==== INFORMATION PROVIDED
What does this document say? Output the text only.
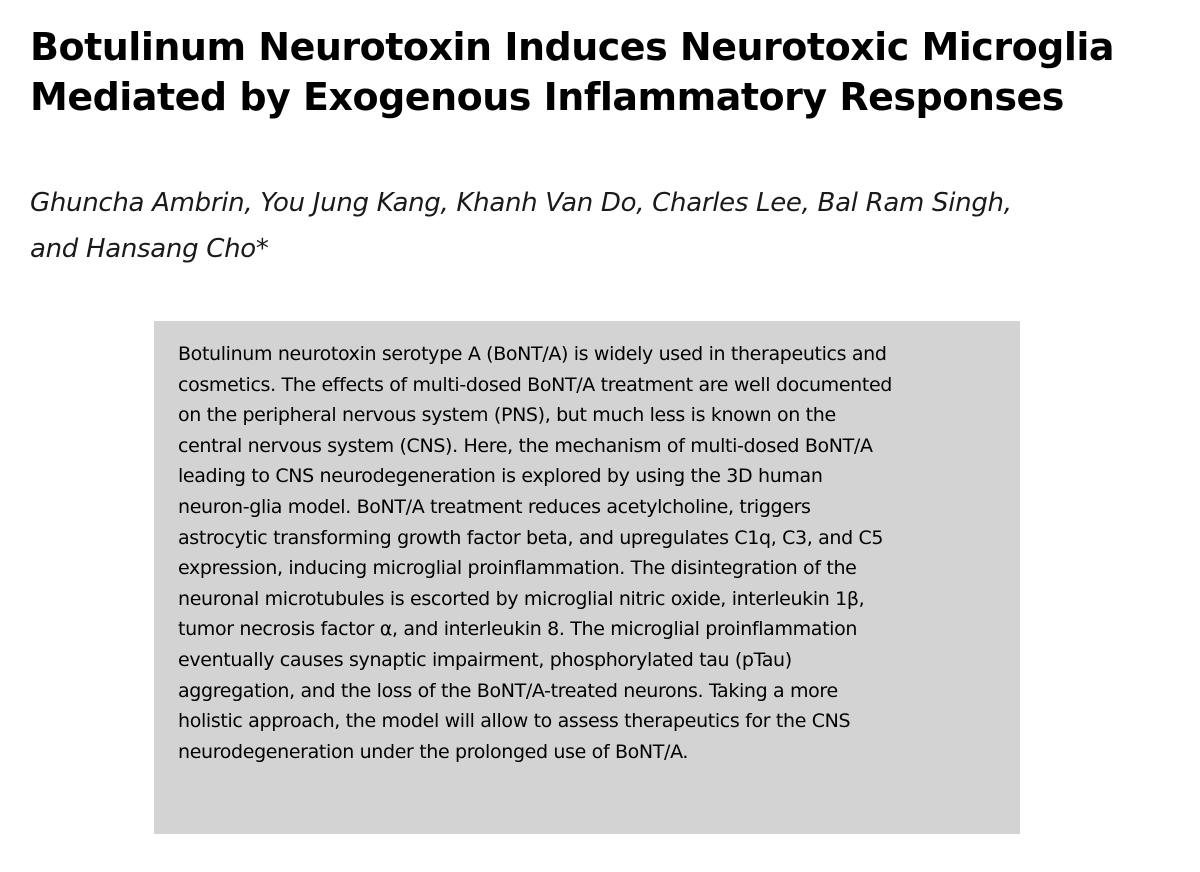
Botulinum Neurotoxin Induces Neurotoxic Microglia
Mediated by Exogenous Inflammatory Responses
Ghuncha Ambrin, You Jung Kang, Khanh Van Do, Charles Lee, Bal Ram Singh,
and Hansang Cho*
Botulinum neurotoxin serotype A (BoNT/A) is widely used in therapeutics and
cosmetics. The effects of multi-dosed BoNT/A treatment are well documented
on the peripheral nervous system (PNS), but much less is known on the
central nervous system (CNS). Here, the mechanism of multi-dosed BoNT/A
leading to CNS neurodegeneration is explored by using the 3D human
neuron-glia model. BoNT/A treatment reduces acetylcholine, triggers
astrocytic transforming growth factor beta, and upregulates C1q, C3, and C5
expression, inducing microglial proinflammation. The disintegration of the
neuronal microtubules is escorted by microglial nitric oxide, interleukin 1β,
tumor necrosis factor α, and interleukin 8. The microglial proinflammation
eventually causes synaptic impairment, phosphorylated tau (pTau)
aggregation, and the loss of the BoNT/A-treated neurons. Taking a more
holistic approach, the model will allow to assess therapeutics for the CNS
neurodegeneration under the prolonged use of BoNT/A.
========
==== INFORMATION PROVIDED
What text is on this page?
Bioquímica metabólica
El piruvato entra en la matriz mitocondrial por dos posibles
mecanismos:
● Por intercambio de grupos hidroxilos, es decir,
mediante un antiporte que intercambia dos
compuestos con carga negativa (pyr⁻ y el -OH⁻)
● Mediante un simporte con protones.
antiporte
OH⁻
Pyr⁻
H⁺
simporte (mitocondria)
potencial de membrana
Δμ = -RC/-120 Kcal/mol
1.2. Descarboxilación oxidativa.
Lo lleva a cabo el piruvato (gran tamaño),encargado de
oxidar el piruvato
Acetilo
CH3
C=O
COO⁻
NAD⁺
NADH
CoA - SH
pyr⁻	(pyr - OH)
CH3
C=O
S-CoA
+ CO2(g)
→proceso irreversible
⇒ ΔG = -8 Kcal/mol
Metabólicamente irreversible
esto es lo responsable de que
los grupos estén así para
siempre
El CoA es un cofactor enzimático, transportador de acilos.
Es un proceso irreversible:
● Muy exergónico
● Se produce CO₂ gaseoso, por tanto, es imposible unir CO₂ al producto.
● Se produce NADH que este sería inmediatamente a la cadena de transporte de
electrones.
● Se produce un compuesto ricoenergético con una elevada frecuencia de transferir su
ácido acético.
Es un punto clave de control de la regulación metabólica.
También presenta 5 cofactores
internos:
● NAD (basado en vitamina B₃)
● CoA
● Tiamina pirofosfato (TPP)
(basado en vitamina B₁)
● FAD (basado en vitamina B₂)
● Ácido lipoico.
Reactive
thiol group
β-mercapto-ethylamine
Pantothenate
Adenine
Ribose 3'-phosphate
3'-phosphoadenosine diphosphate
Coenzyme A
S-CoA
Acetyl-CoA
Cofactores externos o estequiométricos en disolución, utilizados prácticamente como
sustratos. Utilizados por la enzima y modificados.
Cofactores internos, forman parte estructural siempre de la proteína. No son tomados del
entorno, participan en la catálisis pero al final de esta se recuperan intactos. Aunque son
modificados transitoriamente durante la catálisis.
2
========
# WHAT IS NEEDED:
If a line in the records above holds the string "treatment", copy it.

# ANSWER:
cosmetics. The effects of multi-dosed BoNT/A treatment are well documented
neuron-glia model. BoNT/A treatment reduces acetylcholine, triggers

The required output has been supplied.